### Problem:
Find each line with the string "který" and copy it.

### Items from a dataset:
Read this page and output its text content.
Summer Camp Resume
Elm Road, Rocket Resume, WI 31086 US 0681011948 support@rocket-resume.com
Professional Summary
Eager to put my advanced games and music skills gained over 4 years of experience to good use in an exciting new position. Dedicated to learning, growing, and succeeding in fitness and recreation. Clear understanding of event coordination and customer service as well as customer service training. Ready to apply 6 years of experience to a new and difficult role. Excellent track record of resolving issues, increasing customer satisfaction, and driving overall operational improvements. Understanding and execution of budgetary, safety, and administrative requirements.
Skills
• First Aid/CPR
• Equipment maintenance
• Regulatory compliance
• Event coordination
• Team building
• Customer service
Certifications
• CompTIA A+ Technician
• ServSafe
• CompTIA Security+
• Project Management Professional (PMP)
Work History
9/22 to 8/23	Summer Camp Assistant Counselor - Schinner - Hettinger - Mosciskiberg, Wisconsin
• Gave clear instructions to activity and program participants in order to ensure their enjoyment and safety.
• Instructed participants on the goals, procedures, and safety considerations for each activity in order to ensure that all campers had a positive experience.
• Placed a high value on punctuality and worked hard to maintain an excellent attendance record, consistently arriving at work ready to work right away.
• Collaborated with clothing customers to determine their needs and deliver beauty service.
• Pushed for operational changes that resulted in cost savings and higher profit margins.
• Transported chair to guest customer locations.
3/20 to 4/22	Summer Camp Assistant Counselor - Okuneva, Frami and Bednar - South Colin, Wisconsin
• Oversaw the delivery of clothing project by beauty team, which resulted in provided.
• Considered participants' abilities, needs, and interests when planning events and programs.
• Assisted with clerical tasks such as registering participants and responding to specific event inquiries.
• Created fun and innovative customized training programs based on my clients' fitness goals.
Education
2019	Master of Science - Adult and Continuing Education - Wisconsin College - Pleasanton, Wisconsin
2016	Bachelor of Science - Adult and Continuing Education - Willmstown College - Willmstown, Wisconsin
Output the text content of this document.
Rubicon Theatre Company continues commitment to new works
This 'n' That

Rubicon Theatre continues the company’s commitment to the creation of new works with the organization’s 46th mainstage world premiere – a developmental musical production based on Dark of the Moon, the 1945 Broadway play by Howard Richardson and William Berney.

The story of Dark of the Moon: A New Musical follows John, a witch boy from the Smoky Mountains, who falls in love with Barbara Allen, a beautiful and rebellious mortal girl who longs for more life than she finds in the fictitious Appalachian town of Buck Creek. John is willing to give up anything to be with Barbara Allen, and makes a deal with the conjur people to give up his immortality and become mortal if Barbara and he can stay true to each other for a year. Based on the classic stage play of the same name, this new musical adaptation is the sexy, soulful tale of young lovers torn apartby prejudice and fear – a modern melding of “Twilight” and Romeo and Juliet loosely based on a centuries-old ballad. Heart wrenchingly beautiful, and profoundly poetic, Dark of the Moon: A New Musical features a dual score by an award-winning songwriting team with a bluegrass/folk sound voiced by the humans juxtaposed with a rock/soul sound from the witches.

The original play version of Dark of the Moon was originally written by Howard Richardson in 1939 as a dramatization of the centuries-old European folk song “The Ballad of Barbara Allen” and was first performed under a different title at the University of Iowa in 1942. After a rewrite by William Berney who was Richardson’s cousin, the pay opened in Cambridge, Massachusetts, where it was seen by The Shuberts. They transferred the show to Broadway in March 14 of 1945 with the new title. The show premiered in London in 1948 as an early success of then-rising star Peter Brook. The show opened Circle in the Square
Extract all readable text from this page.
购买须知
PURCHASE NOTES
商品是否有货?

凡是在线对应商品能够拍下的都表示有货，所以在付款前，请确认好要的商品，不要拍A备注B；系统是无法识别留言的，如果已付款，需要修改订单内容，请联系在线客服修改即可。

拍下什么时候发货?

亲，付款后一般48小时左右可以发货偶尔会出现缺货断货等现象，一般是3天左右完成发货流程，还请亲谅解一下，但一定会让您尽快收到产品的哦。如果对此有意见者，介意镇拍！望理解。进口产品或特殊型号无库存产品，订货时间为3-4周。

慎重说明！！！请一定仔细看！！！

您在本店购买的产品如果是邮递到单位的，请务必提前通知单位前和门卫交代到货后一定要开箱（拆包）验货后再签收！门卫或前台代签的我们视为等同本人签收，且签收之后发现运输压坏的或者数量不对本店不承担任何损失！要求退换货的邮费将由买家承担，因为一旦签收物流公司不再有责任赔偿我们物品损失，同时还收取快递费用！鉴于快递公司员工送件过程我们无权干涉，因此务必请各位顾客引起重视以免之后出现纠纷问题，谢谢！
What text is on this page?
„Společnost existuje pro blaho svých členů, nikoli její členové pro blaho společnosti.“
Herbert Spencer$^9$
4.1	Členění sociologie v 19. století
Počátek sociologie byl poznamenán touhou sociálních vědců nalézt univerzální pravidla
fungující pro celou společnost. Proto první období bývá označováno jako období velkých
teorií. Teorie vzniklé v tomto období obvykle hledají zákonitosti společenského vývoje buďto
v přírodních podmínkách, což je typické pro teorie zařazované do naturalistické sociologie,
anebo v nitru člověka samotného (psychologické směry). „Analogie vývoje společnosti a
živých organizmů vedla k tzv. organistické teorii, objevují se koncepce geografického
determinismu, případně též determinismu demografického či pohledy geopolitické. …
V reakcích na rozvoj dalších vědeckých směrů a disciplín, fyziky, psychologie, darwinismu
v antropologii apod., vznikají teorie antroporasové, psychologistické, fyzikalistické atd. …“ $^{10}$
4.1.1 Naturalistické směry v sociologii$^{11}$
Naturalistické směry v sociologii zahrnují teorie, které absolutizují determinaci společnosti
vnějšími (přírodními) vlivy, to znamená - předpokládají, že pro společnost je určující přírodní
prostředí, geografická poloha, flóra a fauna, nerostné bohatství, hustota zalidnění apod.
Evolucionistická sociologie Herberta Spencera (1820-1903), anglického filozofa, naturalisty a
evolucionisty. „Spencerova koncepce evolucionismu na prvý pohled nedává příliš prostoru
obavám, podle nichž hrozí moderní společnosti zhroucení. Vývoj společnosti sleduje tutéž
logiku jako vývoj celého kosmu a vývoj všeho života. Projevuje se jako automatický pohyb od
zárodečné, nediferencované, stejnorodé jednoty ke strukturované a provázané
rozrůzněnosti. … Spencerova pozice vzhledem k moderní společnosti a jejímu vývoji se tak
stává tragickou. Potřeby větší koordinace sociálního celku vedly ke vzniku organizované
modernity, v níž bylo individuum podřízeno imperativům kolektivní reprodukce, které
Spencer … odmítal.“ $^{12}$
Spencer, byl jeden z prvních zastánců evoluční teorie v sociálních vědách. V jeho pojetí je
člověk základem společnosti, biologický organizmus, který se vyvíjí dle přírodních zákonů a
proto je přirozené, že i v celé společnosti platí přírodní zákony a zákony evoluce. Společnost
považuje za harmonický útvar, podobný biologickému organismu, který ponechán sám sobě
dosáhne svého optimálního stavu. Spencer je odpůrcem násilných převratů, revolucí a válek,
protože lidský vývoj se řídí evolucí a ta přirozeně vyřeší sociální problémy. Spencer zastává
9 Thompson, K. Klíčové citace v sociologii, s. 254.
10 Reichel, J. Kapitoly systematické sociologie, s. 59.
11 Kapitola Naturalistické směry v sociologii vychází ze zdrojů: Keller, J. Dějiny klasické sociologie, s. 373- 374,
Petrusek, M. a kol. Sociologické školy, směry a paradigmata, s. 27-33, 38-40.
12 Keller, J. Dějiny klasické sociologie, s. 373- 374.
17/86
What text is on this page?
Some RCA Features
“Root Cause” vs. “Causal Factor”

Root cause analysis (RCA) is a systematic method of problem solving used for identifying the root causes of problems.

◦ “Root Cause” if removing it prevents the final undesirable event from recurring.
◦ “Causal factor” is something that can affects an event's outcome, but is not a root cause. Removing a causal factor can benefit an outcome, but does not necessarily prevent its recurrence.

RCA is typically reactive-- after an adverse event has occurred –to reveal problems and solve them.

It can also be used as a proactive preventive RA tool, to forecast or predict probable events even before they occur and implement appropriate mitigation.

### The output:
člověk základem společnosti, biologický organizmus, který se vyvíjí dle přírodních zákonů a
považuje za harmonický útvar, podobný biologickému organismu, který ponechán sám sobě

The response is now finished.